### Data supplied ###

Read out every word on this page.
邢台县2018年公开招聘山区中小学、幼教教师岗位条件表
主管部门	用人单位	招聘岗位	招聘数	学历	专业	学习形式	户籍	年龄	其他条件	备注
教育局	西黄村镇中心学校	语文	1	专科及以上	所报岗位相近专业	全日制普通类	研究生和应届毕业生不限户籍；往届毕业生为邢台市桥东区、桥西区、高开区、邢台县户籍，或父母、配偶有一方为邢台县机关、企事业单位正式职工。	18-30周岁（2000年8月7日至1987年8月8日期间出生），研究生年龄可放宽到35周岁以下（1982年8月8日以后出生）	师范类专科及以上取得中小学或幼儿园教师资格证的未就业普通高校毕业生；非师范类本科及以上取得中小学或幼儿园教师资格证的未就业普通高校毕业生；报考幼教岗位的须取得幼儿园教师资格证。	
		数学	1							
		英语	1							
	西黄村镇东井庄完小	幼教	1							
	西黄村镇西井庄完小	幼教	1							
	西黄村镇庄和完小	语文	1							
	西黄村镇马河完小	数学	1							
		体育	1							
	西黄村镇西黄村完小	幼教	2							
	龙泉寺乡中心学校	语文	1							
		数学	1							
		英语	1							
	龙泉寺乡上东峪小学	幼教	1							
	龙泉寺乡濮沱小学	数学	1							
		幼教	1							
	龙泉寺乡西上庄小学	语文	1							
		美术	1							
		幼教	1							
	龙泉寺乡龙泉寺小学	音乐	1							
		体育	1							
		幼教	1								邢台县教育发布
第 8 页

###

Set exercise –
Write the listing out again, exactly as shown above.

Output below –
Read out every word on this page.
邢台县2018年公开招聘山区中小学、幼教教师岗位条件表
主管部门	用人单位	招聘岗位	招聘数	学历	专业	学习形式	户籍	年龄	其他条件	备注
教育局	西黄村镇中心学校	语文	1	专科及以上	所报岗位相近专业	全日制普通类	研究生和应届毕业生不限户籍；往届毕业生为邢台市桥东区、桥西区、高开区、邢台县户籍，或父母、配偶有一方为邢台县机关、企事业单位正式职工。	18-30周岁（2000年8月7日至1987年8月8日期间出生），研究生年龄可放宽到35周岁以下（1982年8月8日以后出生）	师范类专科及以上取得中小学或幼儿园教师资格证的未就业普通高校毕业生；非师范类本科及以上取得中小学或幼儿园教师资格证的未就业普通高校毕业生；报考幼教岗位的须取得幼儿园教师资格证。	
		数学	1							
		英语	1							
	西黄村镇东井庄完小	幼教	1							
	西黄村镇西井庄完小	幼教	1							
	西黄村镇庄和完小	语文	1							
	西黄村镇马河完小	数学	1							
		体育	1							
	西黄村镇西黄村完小	幼教	2							
	龙泉寺乡中心学校	语文	1							
		数学	1							
		英语	1							
	龙泉寺乡上东峪小学	幼教	1							
	龙泉寺乡濮沱小学	数学	1							
		幼教	1							
	龙泉寺乡西上庄小学	语文	1							
		美术	1							
		幼教	1							
	龙泉寺乡龙泉寺小学	音乐	1							
		体育	1							
		幼教	1								邢台县教育发布
第 8 页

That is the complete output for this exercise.